The request: Copy everything in the listing below word for word, apart from any images.
******************************
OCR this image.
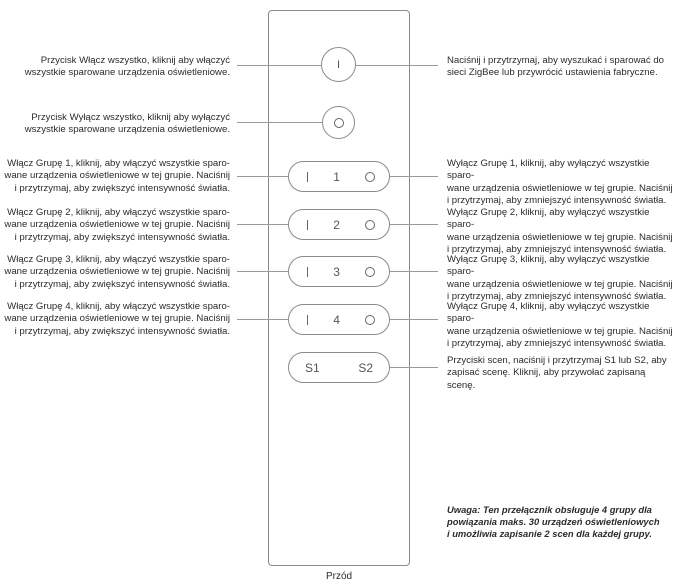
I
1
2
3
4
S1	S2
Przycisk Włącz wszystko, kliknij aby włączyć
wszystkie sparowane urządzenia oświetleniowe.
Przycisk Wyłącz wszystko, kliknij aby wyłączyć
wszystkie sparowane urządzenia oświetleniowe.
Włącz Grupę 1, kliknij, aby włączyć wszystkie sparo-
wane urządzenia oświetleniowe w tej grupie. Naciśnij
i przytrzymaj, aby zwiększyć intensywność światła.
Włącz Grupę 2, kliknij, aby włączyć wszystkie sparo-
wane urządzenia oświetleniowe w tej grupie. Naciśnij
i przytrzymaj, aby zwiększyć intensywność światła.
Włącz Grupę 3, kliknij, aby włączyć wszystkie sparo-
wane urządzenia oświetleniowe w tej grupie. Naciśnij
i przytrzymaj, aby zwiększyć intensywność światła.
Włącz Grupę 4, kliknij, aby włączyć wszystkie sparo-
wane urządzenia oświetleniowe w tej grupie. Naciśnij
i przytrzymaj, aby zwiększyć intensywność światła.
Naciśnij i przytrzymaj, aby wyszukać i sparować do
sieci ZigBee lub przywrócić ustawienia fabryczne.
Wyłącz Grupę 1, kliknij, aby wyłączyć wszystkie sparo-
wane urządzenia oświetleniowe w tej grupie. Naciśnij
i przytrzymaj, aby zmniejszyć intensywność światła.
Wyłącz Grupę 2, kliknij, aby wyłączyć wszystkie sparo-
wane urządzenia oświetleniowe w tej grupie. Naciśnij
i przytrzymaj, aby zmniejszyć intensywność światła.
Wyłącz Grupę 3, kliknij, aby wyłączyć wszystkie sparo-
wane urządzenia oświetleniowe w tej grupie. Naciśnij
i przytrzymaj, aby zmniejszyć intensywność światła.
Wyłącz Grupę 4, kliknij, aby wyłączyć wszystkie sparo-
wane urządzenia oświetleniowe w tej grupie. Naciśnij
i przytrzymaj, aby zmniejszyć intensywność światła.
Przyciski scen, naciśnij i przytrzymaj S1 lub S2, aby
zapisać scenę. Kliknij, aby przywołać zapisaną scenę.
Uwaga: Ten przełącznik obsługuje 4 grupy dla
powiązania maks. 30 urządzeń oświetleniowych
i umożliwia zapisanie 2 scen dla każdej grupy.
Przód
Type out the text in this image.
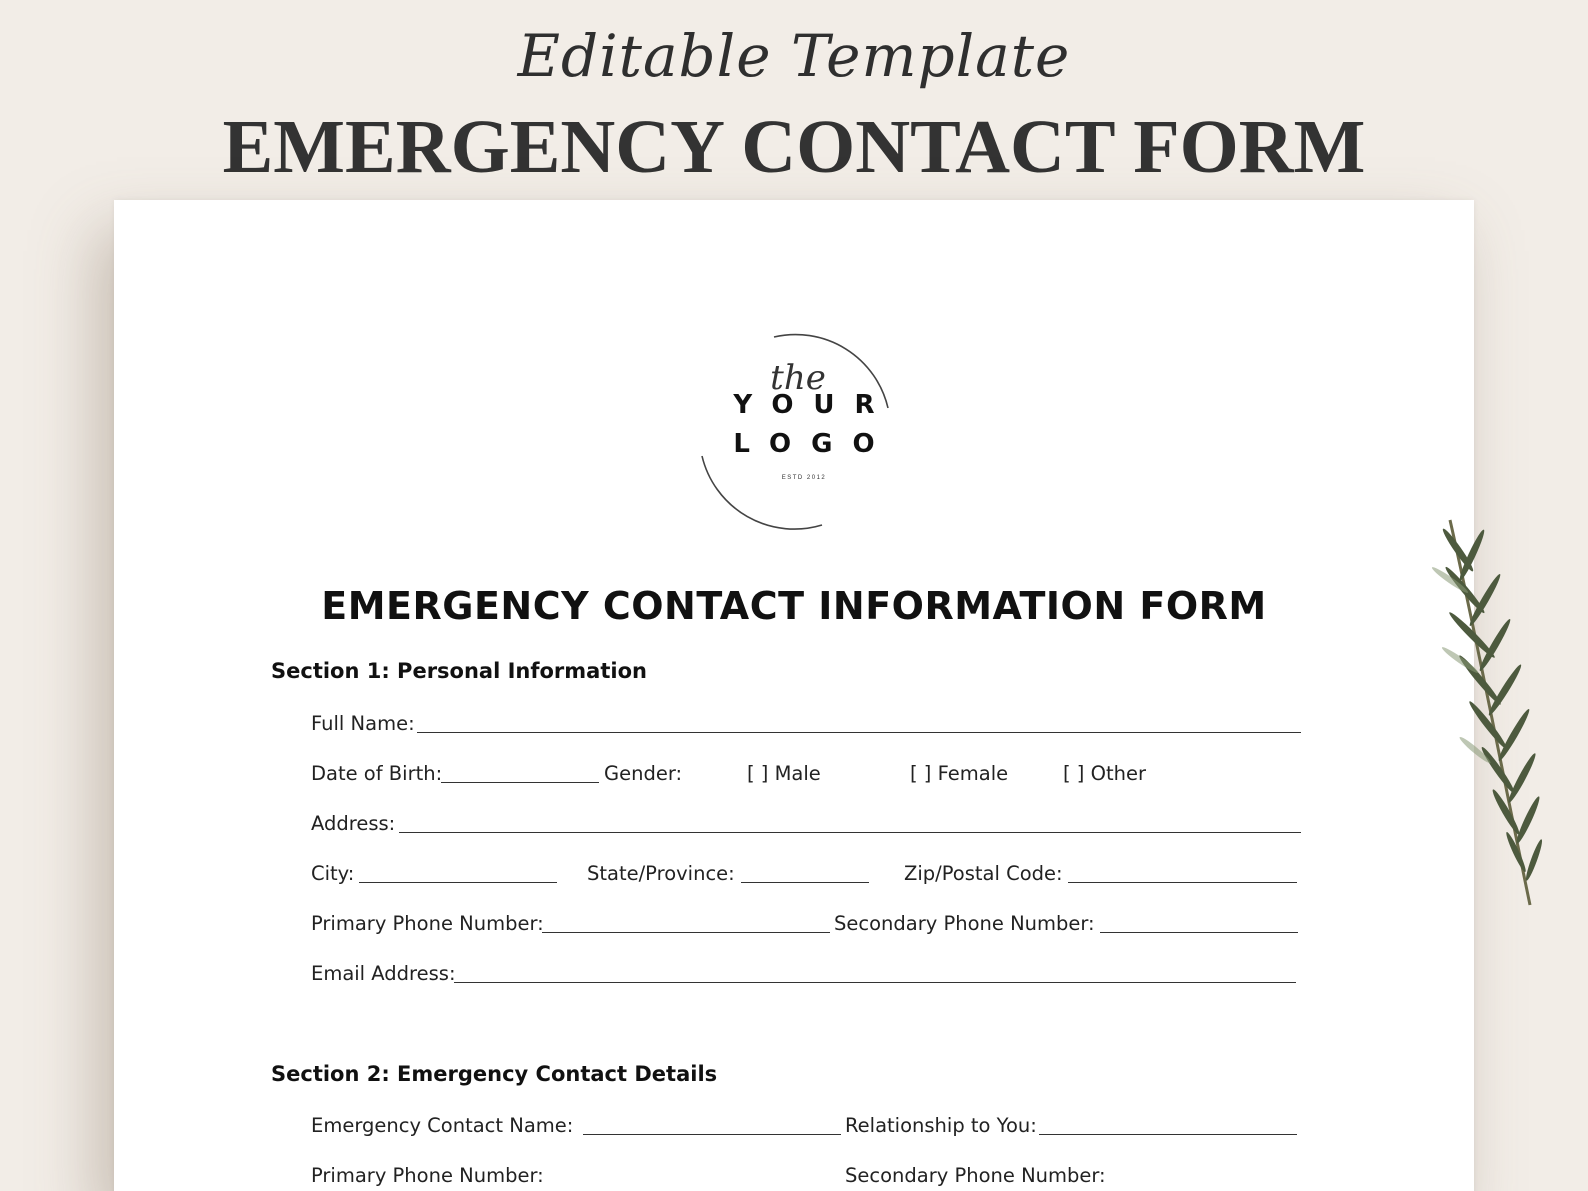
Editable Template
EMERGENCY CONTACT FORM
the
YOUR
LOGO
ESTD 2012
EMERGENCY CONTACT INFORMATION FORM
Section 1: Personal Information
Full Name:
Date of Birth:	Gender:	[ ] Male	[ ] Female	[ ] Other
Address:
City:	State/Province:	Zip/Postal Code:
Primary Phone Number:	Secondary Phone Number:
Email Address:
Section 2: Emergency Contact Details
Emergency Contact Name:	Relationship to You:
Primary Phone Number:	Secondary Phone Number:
******************************
Full answer:
OCR this image.
I
1
2
3
4
S1	S2
Przycisk Włącz wszystko, kliknij aby włączyć
wszystkie sparowane urządzenia oświetleniowe.
Przycisk Wyłącz wszystko, kliknij aby wyłączyć
wszystkie sparowane urządzenia oświetleniowe.
Włącz Grupę 1, kliknij, aby włączyć wszystkie sparo-
wane urządzenia oświetleniowe w tej grupie. Naciśnij
i przytrzymaj, aby zwiększyć intensywność światła.
Włącz Grupę 2, kliknij, aby włączyć wszystkie sparo-
wane urządzenia oświetleniowe w tej grupie. Naciśnij
i przytrzymaj, aby zwiększyć intensywność światła.
Włącz Grupę 3, kliknij, aby włączyć wszystkie sparo-
wane urządzenia oświetleniowe w tej grupie. Naciśnij
i przytrzymaj, aby zwiększyć intensywność światła.
Włącz Grupę 4, kliknij, aby włączyć wszystkie sparo-
wane urządzenia oświetleniowe w tej grupie. Naciśnij
i przytrzymaj, aby zwiększyć intensywność światła.
Naciśnij i przytrzymaj, aby wyszukać i sparować do
sieci ZigBee lub przywrócić ustawienia fabryczne.
Wyłącz Grupę 1, kliknij, aby wyłączyć wszystkie sparo-
wane urządzenia oświetleniowe w tej grupie. Naciśnij
i przytrzymaj, aby zmniejszyć intensywność światła.
Wyłącz Grupę 2, kliknij, aby wyłączyć wszystkie sparo-
wane urządzenia oświetleniowe w tej grupie. Naciśnij
i przytrzymaj, aby zmniejszyć intensywność światła.
Wyłącz Grupę 3, kliknij, aby wyłączyć wszystkie sparo-
wane urządzenia oświetleniowe w tej grupie. Naciśnij
i przytrzymaj, aby zmniejszyć intensywność światła.
Wyłącz Grupę 4, kliknij, aby wyłączyć wszystkie sparo-
wane urządzenia oświetleniowe w tej grupie. Naciśnij
i przytrzymaj, aby zmniejszyć intensywność światła.
Przyciski scen, naciśnij i przytrzymaj S1 lub S2, aby
zapisać scenę. Kliknij, aby przywołać zapisaną scenę.
Uwaga: Ten przełącznik obsługuje 4 grupy dla
powiązania maks. 30 urządzeń oświetleniowych
i umożliwia zapisanie 2 scen dla każdej grupy.
Przód
Type out the text in this image.
Editable Template
EMERGENCY CONTACT FORM
the
YOUR
LOGO
ESTD 2012
EMERGENCY CONTACT INFORMATION FORM
Section 1: Personal Information
Full Name:
Date of Birth:	Gender:	[ ] Male	[ ] Female	[ ] Other
Address:
City:	State/Province:	Zip/Postal Code:
Primary Phone Number:	Secondary Phone Number:
Email Address:
Section 2: Emergency Contact Details
Emergency Contact Name:	Relationship to You:
Primary Phone Number:	Secondary Phone Number:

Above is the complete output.